▶ **TEXT SECTION**
▼

1. Field of the Invention
The present invention relates to a seal device which is fabricated to a special form from a sheet material. More particularly, this invention relates to a seal device which is installed in assembly components wherein a clearance between mount surfaces thereof varies due to fluid pressure, vibratory external force, thermal expansion or contraction or the like.
2. Description of the Related Art
In an apparatus in which a seal device is installed between mount surfaces of adjacent assembly components for a sealing purpose thereat, a gap between the mount surfaces is forced to vary because of external forces, which causes a problem of decreasing in seal ability of the seal device. As an example, a seal ring is widely known for a gas turbine engine. The seal ring is used in a gas or steam turbine engine in which the ring is installed between mount surfaces which are subjected to thermal expansion stress of high temperature combustion gas or deformation due to compressed air pressure or vibratory force during rotary movement (see U.S. Pat. No. 6,237,921.B1 for instance). Mount surfaces in a gas turbine, nuclear apparatus or the like are exposed to high temperature, high pressure environment, thus a dimensional change between the mount surfaces being likely to occur. There is another type of seal ring used for such applications (see U.S. Pat. No. 4,121,843 for instance).
FIG. 7 depicts a seal ring which is similar to the one disclosed in FIG. 1 of U.S. Pat. No. 6,237,921.B1. As shown in FIG. 7, the seal ring 120 has U-shaped cross-section thereof. Both end portions of the U-shaped seal ring 120 define reverse bend portions 132, 132. The seal ring 120 is a two-ply construction consisting of an inner ring 122 and an outer ring 126. Also an inner circumferential portion of the inner ring 122 defines a groove 135.

▲

▶ **DATASET EXCERPTS**
▼

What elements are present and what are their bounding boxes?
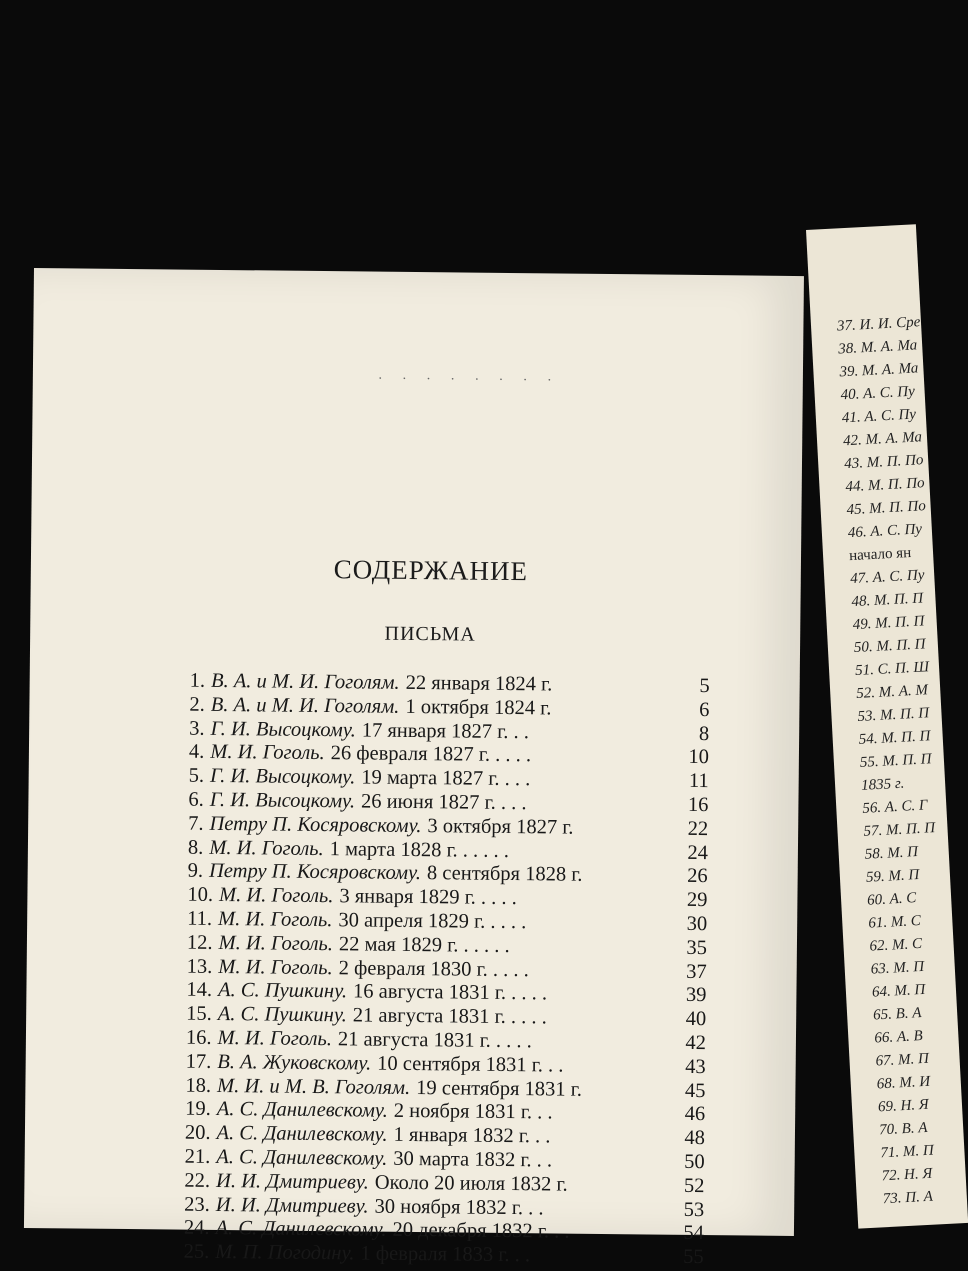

▲
▼

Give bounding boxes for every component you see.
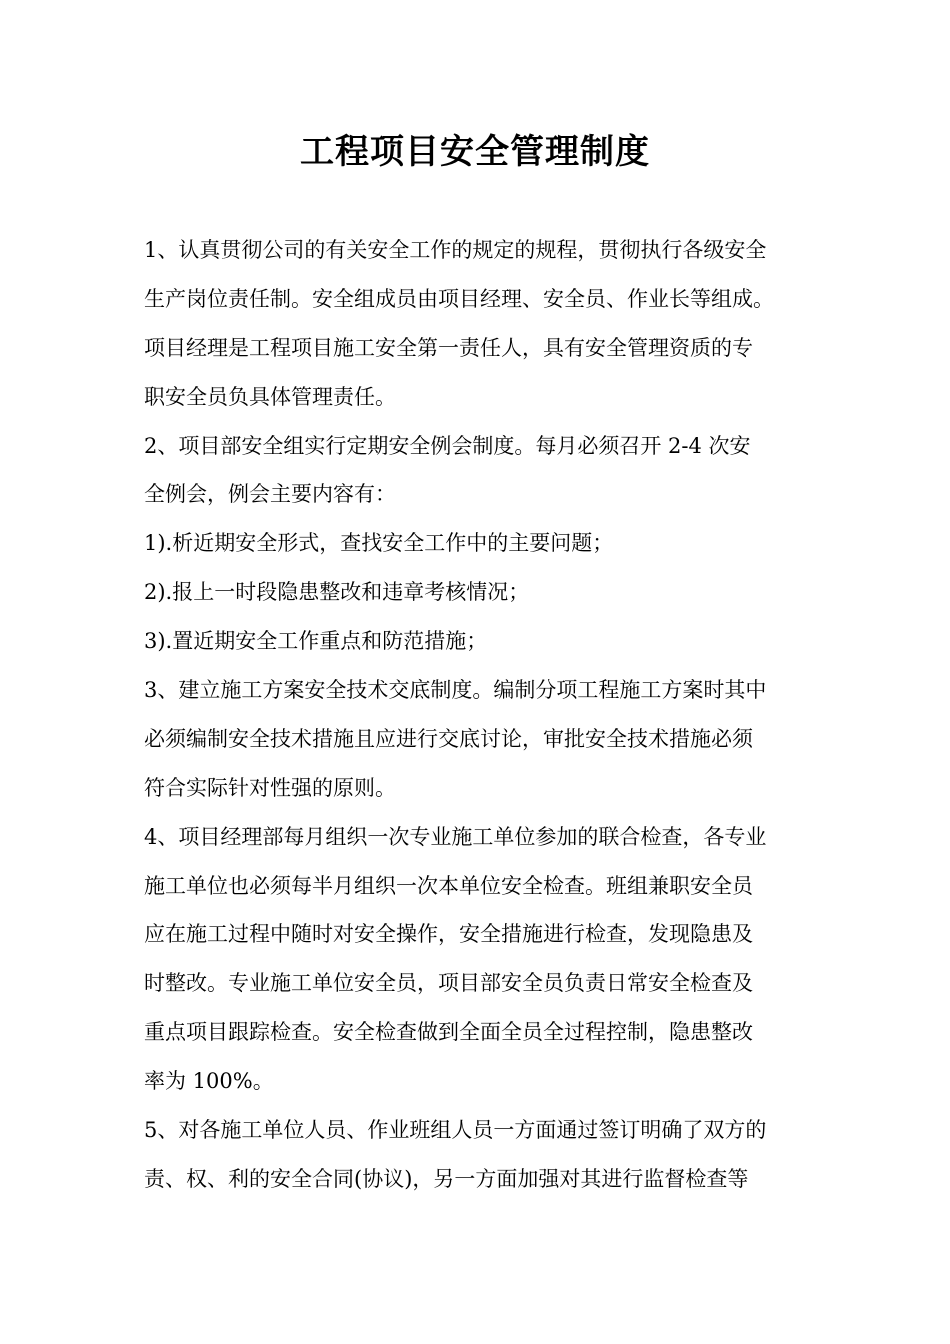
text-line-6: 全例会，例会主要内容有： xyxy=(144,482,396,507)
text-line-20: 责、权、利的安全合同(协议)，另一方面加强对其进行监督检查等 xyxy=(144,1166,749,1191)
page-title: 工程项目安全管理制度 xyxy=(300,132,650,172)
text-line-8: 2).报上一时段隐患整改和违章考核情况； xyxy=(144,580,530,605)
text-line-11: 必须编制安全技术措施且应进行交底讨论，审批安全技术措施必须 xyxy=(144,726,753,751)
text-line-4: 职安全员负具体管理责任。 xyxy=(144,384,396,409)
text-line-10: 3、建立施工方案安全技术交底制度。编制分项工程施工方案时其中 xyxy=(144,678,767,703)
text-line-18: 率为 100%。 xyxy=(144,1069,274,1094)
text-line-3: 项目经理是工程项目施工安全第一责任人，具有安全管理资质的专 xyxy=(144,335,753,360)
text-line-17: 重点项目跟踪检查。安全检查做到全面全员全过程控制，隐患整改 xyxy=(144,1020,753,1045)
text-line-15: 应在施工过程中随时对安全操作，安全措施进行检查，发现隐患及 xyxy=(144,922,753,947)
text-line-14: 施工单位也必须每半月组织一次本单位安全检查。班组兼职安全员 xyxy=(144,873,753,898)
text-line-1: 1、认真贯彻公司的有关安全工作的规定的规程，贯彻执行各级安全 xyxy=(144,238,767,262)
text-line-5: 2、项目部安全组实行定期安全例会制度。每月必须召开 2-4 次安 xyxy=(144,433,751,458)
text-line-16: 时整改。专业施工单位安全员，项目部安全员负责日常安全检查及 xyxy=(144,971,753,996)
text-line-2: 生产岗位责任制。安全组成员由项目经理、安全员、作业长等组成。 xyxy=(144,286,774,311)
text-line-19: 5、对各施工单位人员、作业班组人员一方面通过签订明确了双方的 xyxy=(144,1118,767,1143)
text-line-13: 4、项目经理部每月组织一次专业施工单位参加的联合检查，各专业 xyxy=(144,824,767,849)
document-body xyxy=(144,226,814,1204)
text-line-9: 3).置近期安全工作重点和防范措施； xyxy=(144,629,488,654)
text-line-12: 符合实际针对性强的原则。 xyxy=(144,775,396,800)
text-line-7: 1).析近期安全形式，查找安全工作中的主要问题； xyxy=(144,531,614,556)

▲

▶ **STATED TASK**
According to the seal device text, which two rings make up the two-ply seal ring 120? The records above come from a different source than the seal device text.

▶ **COMPLETED TASK**
An inner ring 122 and an outer ring 126.